* **What to do**: Images must not appear in your copy; reproduce every other part of the records exactly.
═════ Items ═════
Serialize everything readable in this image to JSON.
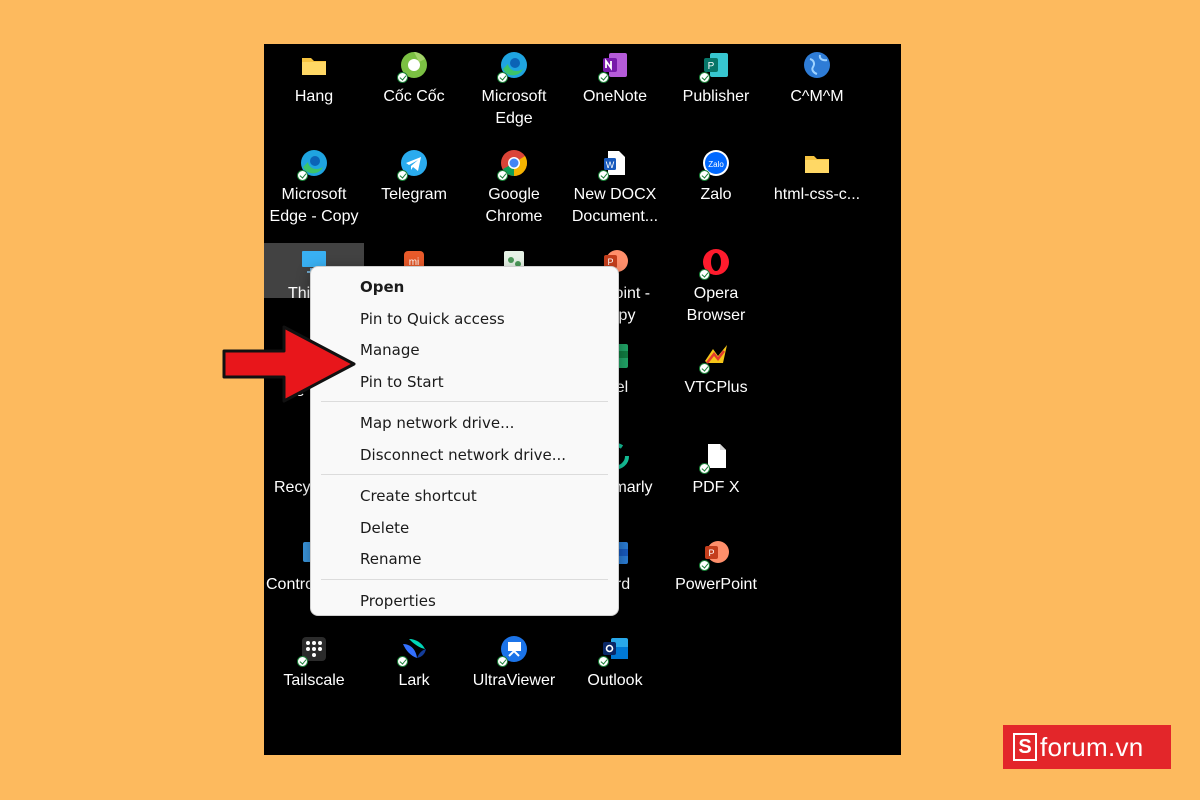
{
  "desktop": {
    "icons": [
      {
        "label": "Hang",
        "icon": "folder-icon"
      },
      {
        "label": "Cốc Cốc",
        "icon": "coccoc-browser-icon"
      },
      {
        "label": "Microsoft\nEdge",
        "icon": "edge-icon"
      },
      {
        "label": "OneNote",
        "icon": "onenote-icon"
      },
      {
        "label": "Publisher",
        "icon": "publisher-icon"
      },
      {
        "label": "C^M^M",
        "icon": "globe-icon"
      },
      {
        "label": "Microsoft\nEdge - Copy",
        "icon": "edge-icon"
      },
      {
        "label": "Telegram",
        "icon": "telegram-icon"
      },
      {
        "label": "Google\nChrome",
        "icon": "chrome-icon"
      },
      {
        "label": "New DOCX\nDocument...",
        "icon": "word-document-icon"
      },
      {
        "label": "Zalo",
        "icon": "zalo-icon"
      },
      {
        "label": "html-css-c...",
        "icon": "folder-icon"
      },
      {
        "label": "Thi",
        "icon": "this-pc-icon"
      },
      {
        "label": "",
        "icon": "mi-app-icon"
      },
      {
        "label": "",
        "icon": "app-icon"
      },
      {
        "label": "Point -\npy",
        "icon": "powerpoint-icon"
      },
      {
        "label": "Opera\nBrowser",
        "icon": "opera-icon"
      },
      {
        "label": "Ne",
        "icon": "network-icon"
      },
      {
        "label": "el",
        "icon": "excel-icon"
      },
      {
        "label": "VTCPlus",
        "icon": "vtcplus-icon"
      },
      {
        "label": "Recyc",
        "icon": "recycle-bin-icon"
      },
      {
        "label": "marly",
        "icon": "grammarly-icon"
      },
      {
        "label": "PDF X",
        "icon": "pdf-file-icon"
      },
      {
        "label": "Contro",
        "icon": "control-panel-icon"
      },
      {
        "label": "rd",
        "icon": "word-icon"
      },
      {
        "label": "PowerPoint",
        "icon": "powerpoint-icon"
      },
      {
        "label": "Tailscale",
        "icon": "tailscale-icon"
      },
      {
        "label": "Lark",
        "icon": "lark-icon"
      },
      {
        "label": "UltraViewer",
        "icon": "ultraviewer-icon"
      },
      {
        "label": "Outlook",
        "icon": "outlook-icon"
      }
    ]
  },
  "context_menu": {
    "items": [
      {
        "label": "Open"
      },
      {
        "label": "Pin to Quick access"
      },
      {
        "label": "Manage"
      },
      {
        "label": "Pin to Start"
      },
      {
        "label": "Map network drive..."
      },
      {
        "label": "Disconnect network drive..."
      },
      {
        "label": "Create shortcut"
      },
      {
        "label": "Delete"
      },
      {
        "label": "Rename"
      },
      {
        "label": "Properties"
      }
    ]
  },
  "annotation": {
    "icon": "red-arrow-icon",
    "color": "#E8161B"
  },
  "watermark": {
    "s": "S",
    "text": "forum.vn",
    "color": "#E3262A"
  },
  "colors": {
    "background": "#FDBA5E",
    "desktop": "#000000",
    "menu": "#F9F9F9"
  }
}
═════
* **Finished exercise**:
Serialize everything readable in this image to JSON.
{
  "desktop": {
    "icons": [
      {
        "label": "Hang",
        "icon": "folder-icon"
      },
      {
        "label": "Cốc Cốc",
        "icon": "coccoc-browser-icon"
      },
      {
        "label": "Microsoft\nEdge",
        "icon": "edge-icon"
      },
      {
        "label": "OneNote",
        "icon": "onenote-icon"
      },
      {
        "label": "Publisher",
        "icon": "publisher-icon"
      },
      {
        "label": "C^M^M",
        "icon": "globe-icon"
      },
      {
        "label": "Microsoft\nEdge - Copy",
        "icon": "edge-icon"
      },
      {
        "label": "Telegram",
        "icon": "telegram-icon"
      },
      {
        "label": "Google\nChrome",
        "icon": "chrome-icon"
      },
      {
        "label": "New DOCX\nDocument...",
        "icon": "word-document-icon"
      },
      {
        "label": "Zalo",
        "icon": "zalo-icon"
      },
      {
        "label": "html-css-c...",
        "icon": "folder-icon"
      },
      {
        "label": "Thi",
        "icon": "this-pc-icon"
      },
      {
        "label": "",
        "icon": "mi-app-icon"
      },
      {
        "label": "",
        "icon": "app-icon"
      },
      {
        "label": "Point -\npy",
        "icon": "powerpoint-icon"
      },
      {
        "label": "Opera\nBrowser",
        "icon": "opera-icon"
      },
      {
        "label": "Ne",
        "icon": "network-icon"
      },
      {
        "label": "el",
        "icon": "excel-icon"
      },
      {
        "label": "VTCPlus",
        "icon": "vtcplus-icon"
      },
      {
        "label": "Recyc",
        "icon": "recycle-bin-icon"
      },
      {
        "label": "marly",
        "icon": "grammarly-icon"
      },
      {
        "label": "PDF X",
        "icon": "pdf-file-icon"
      },
      {
        "label": "Contro",
        "icon": "control-panel-icon"
      },
      {
        "label": "rd",
        "icon": "word-icon"
      },
      {
        "label": "PowerPoint",
        "icon": "powerpoint-icon"
      },
      {
        "label": "Tailscale",
        "icon": "tailscale-icon"
      },
      {
        "label": "Lark",
        "icon": "lark-icon"
      },
      {
        "label": "UltraViewer",
        "icon": "ultraviewer-icon"
      },
      {
        "label": "Outlook",
        "icon": "outlook-icon"
      }
    ]
  },
  "context_menu": {
    "items": [
      {
        "label": "Open"
      },
      {
        "label": "Pin to Quick access"
      },
      {
        "label": "Manage"
      },
      {
        "label": "Pin to Start"
      },
      {
        "label": "Map network drive..."
      },
      {
        "label": "Disconnect network drive..."
      },
      {
        "label": "Create shortcut"
      },
      {
        "label": "Delete"
      },
      {
        "label": "Rename"
      },
      {
        "label": "Properties"
      }
    ]
  },
  "annotation": {
    "icon": "red-arrow-icon",
    "color": "#E8161B"
  },
  "watermark": {
    "s": "S",
    "text": "forum.vn",
    "color": "#E3262A"
  },
  "colors": {
    "background": "#FDBA5E",
    "desktop": "#000000",
    "menu": "#F9F9F9"
  }
}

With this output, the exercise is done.